Word for word, repeat the entries, minus the pictures.

Recorded data>
● ● ● ●

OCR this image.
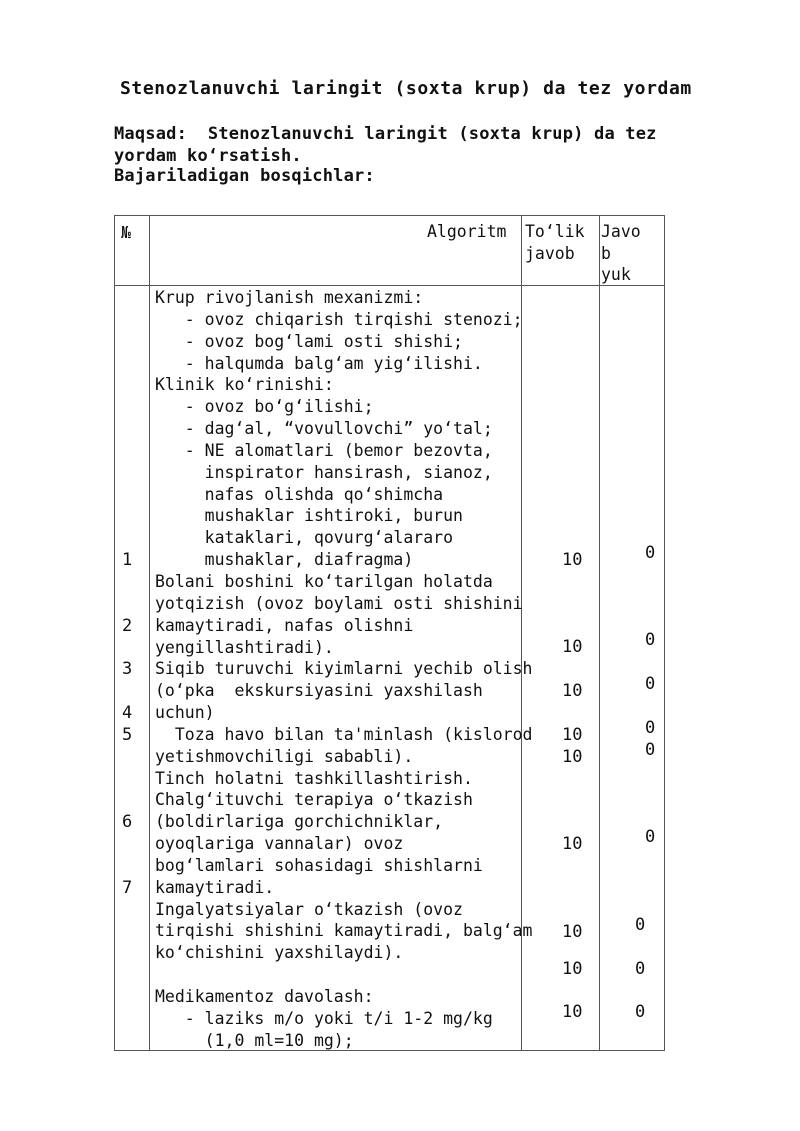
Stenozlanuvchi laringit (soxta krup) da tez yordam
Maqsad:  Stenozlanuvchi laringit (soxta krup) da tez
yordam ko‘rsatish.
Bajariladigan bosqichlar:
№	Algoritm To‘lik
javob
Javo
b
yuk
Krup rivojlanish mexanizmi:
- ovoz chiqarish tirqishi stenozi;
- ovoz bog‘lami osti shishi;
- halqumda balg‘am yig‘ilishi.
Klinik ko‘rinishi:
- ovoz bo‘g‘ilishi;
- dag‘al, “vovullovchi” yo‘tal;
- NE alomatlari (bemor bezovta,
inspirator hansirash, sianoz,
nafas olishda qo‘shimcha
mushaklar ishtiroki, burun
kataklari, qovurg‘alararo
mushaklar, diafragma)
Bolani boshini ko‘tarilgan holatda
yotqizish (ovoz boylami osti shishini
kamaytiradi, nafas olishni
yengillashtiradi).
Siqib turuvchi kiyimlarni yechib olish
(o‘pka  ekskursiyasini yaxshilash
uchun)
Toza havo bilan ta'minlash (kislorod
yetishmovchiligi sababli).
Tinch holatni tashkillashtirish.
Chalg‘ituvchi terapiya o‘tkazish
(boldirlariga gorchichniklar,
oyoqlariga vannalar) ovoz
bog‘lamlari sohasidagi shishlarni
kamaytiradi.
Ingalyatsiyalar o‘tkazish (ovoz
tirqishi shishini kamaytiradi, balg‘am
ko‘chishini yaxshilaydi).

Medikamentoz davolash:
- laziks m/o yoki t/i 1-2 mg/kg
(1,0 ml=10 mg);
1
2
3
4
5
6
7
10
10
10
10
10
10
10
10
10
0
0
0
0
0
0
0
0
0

● ● ● ●

Reply to the task>
OCR this image.
Stenozlanuvchi laringit (soxta krup) da tez yordam
Maqsad:  Stenozlanuvchi laringit (soxta krup) da tez
yordam ko‘rsatish.
Bajariladigan bosqichlar:
№	Algoritm To‘lik
javob
Javo
b
yuk
Krup rivojlanish mexanizmi:
- ovoz chiqarish tirqishi stenozi;
- ovoz bog‘lami osti shishi;
- halqumda balg‘am yig‘ilishi.
Klinik ko‘rinishi:
- ovoz bo‘g‘ilishi;
- dag‘al, “vovullovchi” yo‘tal;
- NE alomatlari (bemor bezovta,
inspirator hansirash, sianoz,
nafas olishda qo‘shimcha
mushaklar ishtiroki, burun
kataklari, qovurg‘alararo
mushaklar, diafragma)
Bolani boshini ko‘tarilgan holatda
yotqizish (ovoz boylami osti shishini
kamaytiradi, nafas olishni
yengillashtiradi).
Siqib turuvchi kiyimlarni yechib olish
(o‘pka  ekskursiyasini yaxshilash
uchun)
Toza havo bilan ta'minlash (kislorod
yetishmovchiligi sababli).
Tinch holatni tashkillashtirish.
Chalg‘ituvchi terapiya o‘tkazish
(boldirlariga gorchichniklar,
oyoqlariga vannalar) ovoz
bog‘lamlari sohasidagi shishlarni
kamaytiradi.
Ingalyatsiyalar o‘tkazish (ovoz
tirqishi shishini kamaytiradi, balg‘am
ko‘chishini yaxshilaydi).

Medikamentoz davolash:
- laziks m/o yoki t/i 1-2 mg/kg
(1,0 ml=10 mg);
1
2
3
4
5
6
7
10
10
10
10
10
10
10
10
10
0
0
0
0
0
0
0
0
0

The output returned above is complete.